WRITTEN PROBLEM » Each line of the listing that contains the word "this" is to be copied.
-- Begin --
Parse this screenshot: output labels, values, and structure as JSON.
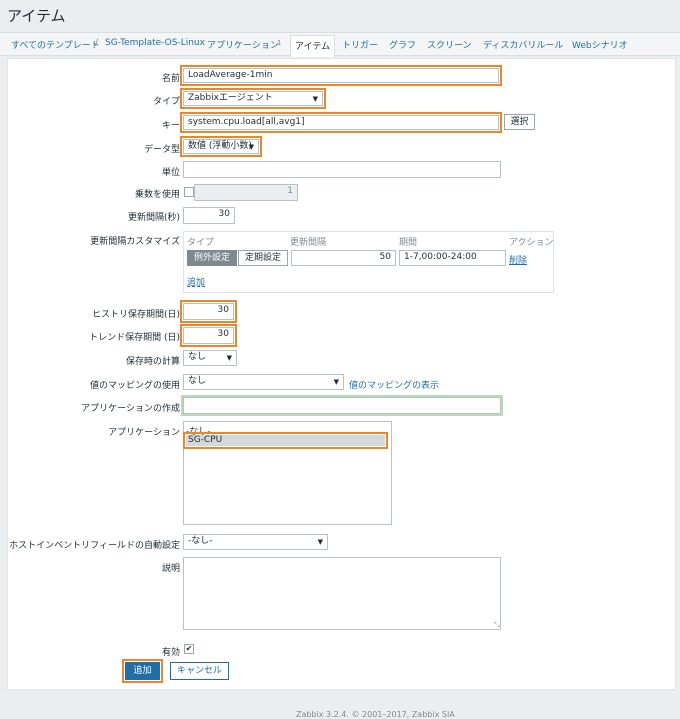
{
  "page": {
    "title": "アイテム"
  },
  "nav": {
    "items": [
      "すべてのテンプレート",
      "/",
      "SG-Template-OS-Linux",
      "アプリケーション",
      "1",
      "アイテム",
      "トリガー",
      "グラフ",
      "スクリーン",
      "ディスカバリルール",
      "Webシナリオ"
    ]
  },
  "form": {
    "name": {
      "label": "名前",
      "value": "LoadAverage-1min"
    },
    "type": {
      "label": "タイプ",
      "value": "Zabbixエージェント"
    },
    "key": {
      "label": "キー",
      "value": "system.cpu.load[all,avg1]",
      "button": "選択"
    },
    "data_type": {
      "label": "データ型",
      "value": "数値 (浮動小数)"
    },
    "unit": {
      "label": "単位",
      "value": ""
    },
    "multiplier": {
      "label": "乗数を使用",
      "value": "1"
    },
    "interval": {
      "label": "更新間隔(秒)",
      "value": "30"
    },
    "custom_interval": {
      "label": "更新間隔カスタマイズ",
      "headers": [
        "タイプ",
        "更新間隔",
        "期間",
        "アクション"
      ],
      "row": {
        "tab1": "例外設定",
        "tab2": "定期設定",
        "interval": "50",
        "period": "1-7,00:00-24:00",
        "remove": "削除"
      },
      "add": "追加"
    },
    "history": {
      "label": "ヒストリ保存期間(日)",
      "value": "30"
    },
    "trends": {
      "label": "トレンド保存期間 (日)",
      "value": "30"
    },
    "store_value": {
      "label": "保存時の計算",
      "value": "なし"
    },
    "value_mapping": {
      "label": "値のマッピングの使用",
      "value": "なし",
      "link": "値のマッピングの表示"
    },
    "new_application": {
      "label": "アプリケーションの作成",
      "value": ""
    },
    "applications": {
      "label": "アプリケーション",
      "options": [
        "-なし-",
        "SG-CPU"
      ]
    },
    "inventory": {
      "label": "ホストインベントリフィールドの自動設定",
      "value": "-なし-"
    },
    "description": {
      "label": "説明",
      "value": ""
    },
    "enabled": {
      "label": "有効",
      "check": "✔"
    },
    "buttons": {
      "add": "追加",
      "cancel": "キャンセル"
    }
  },
  "footer": {
    "text": "Zabbix 3.2.4. © 2001–2017, Zabbix SIA"
  },
  "colors": {
    "highlight": "#e8872b",
    "primary": "#1f6ea8",
    "link": "#1f6ea8"
  }
}
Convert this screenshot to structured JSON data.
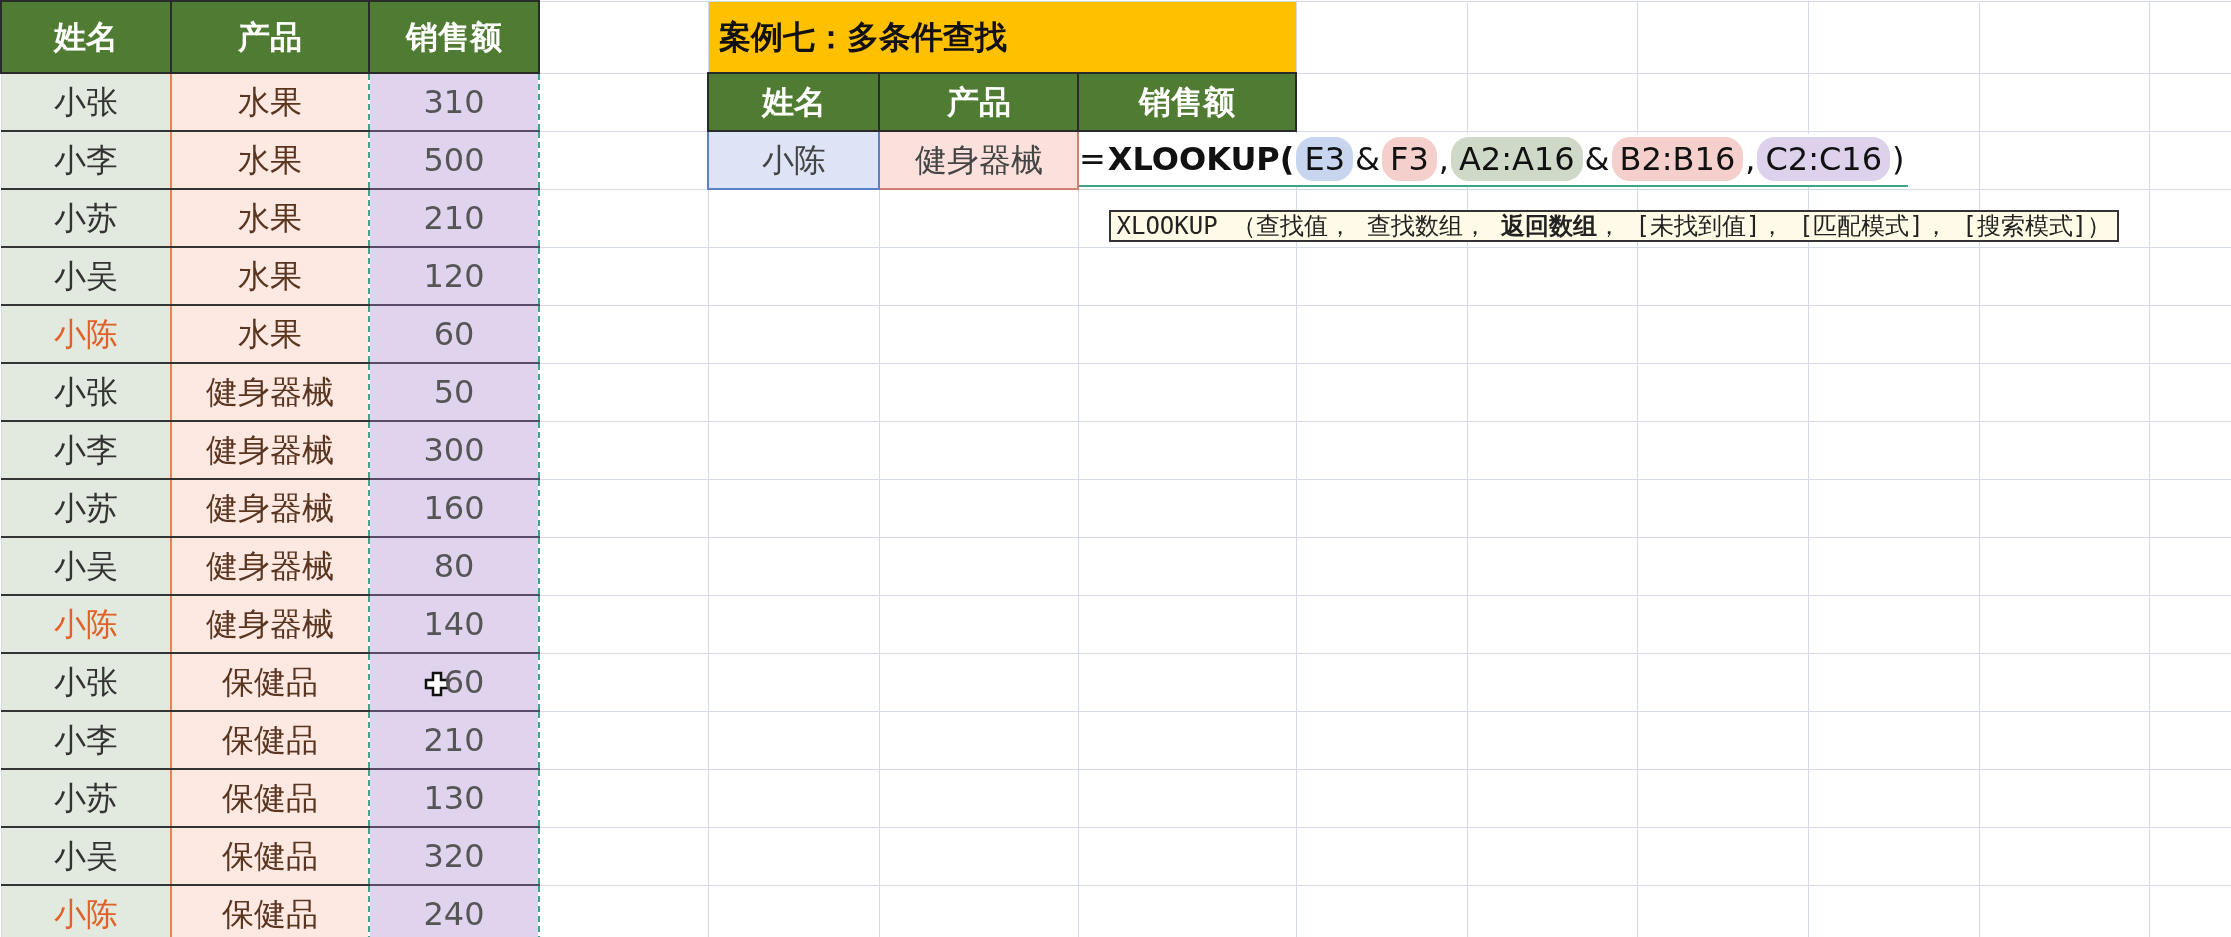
{
  "left_table": {
    "columns": [
      "姓名",
      "产品",
      "销售额"
    ],
    "rows": [
      {
        "name": "小张",
        "product": "水果",
        "sales": "310",
        "highlighted": false
      },
      {
        "name": "小李",
        "product": "水果",
        "sales": "500",
        "highlighted": false
      },
      {
        "name": "小苏",
        "product": "水果",
        "sales": "210",
        "highlighted": false
      },
      {
        "name": "小吴",
        "product": "水果",
        "sales": "120",
        "highlighted": false
      },
      {
        "name": "小陈",
        "product": "水果",
        "sales": "60",
        "highlighted": true
      },
      {
        "name": "小张",
        "product": "健身器械",
        "sales": "50",
        "highlighted": false
      },
      {
        "name": "小李",
        "product": "健身器械",
        "sales": "300",
        "highlighted": false
      },
      {
        "name": "小苏",
        "product": "健身器械",
        "sales": "160",
        "highlighted": false
      },
      {
        "name": "小吴",
        "product": "健身器械",
        "sales": "80",
        "highlighted": false
      },
      {
        "name": "小陈",
        "product": "健身器械",
        "sales": "140",
        "highlighted": true
      },
      {
        "name": "小张",
        "product": "保健品",
        "sales": "60",
        "highlighted": false,
        "cursor": true
      },
      {
        "name": "小李",
        "product": "保健品",
        "sales": "210",
        "highlighted": false
      },
      {
        "name": "小苏",
        "product": "保健品",
        "sales": "130",
        "highlighted": false
      },
      {
        "name": "小吴",
        "product": "保健品",
        "sales": "320",
        "highlighted": false
      },
      {
        "name": "小陈",
        "product": "保健品",
        "sales": "240",
        "highlighted": true
      }
    ]
  },
  "lookup": {
    "title": "案例七：多条件查找",
    "columns": [
      "姓名",
      "产品",
      "销售额"
    ],
    "name": "小陈",
    "product": "健身器械",
    "formula": {
      "prefix": "=",
      "function": "XLOOKUP(",
      "parts": [
        {
          "kind": "ref",
          "text": "E3",
          "color": "#c8d5ef"
        },
        {
          "kind": "op",
          "text": "&"
        },
        {
          "kind": "ref",
          "text": "F3",
          "color": "#f4cfcc"
        },
        {
          "kind": "op",
          "text": ","
        },
        {
          "kind": "ref",
          "text": "A2:A16",
          "color": "#cfd9c8"
        },
        {
          "kind": "op",
          "text": "&"
        },
        {
          "kind": "ref",
          "text": "B2:B16",
          "color": "#f4cfcc"
        },
        {
          "kind": "op",
          "text": ","
        },
        {
          "kind": "ref",
          "text": "C2:C16",
          "color": "#ddd1ec"
        }
      ],
      "suffix": ")"
    }
  },
  "tooltip": "XLOOKUP （查找值， 查找数组， **返回数组**， [未找到值]， [匹配模式]， [搜索模式]）"
}
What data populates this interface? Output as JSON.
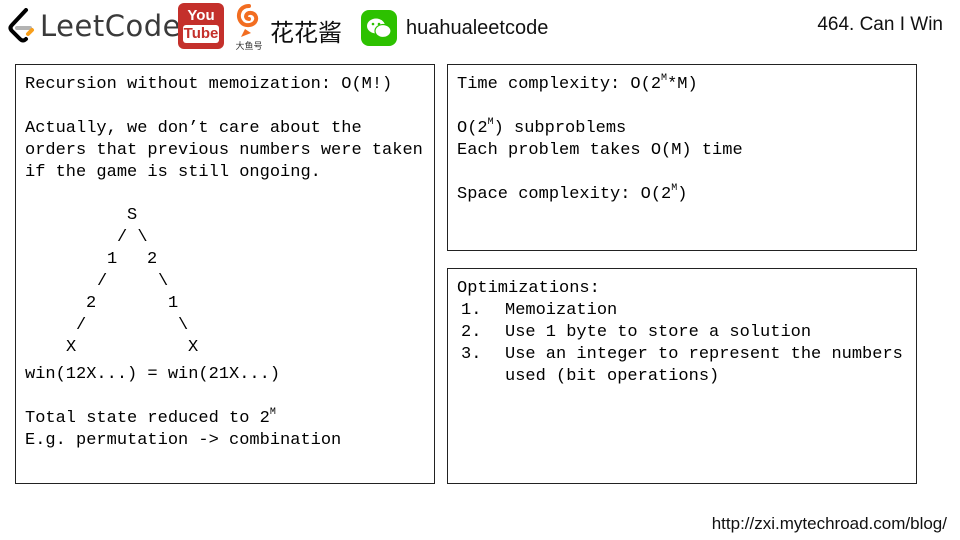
{
  "header": {
    "logo_text": "LeetCode",
    "youtube_top": "You",
    "youtube_bottom": "Tube",
    "douyu_label": "大鱼号",
    "brand_cn": "花花酱",
    "wechat_id": "huahualeetcode",
    "problem_title": "464. Can I Win"
  },
  "left_panel": {
    "line1": "Recursion without memoization: O(M!)",
    "line2": "Actually, we don’t care about the",
    "line3": "orders that previous numbers were taken",
    "line4": "if the game is still ongoing.",
    "tree": {
      "root": "S",
      "l1_edges": "/ \\",
      "n1": "1",
      "n2": "2",
      "e_left": "/",
      "e_right": "\\",
      "n3": "2",
      "n4": "1",
      "e_left2": "/",
      "e_right2": "\\",
      "leaf_left": "X",
      "leaf_right": "X"
    },
    "eq_line": "win(12X...) = win(21X...)",
    "reduced_prefix": "Total state reduced to 2",
    "reduced_sup": "M",
    "example_line": "E.g. permutation -> combination"
  },
  "top_right_panel": {
    "time_prefix": "Time complexity: O(2",
    "time_sup": "M",
    "time_suffix": "*M)",
    "sub_prefix": "O(2",
    "sub_sup": "M",
    "sub_suffix": ") subproblems",
    "each_line": "Each problem takes O(M) time",
    "space_prefix": "Space complexity: O(2",
    "space_sup": "M",
    "space_suffix": ")"
  },
  "bottom_right_panel": {
    "heading": "Optimizations:",
    "items": [
      {
        "num": "1.",
        "text": "Memoization"
      },
      {
        "num": "2.",
        "text": "Use 1 byte to store a solution"
      },
      {
        "num": "3.",
        "text": "Use an integer to represent the numbers used (bit operations)"
      }
    ]
  },
  "footer": {
    "url": "http://zxi.mytechroad.com/blog/"
  },
  "colors": {
    "youtube_red": "#c4302b",
    "wechat_green": "#2dc100",
    "leetcode_orange": "#f89f1b",
    "douyu_orange": "#f26d21"
  }
}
-- End --
RESULT OF THE TASK »
Parse this screenshot: output labels, values, and structure as JSON.
Convert this screenshot to structured JSON data.
What data populates this interface? Output as JSON.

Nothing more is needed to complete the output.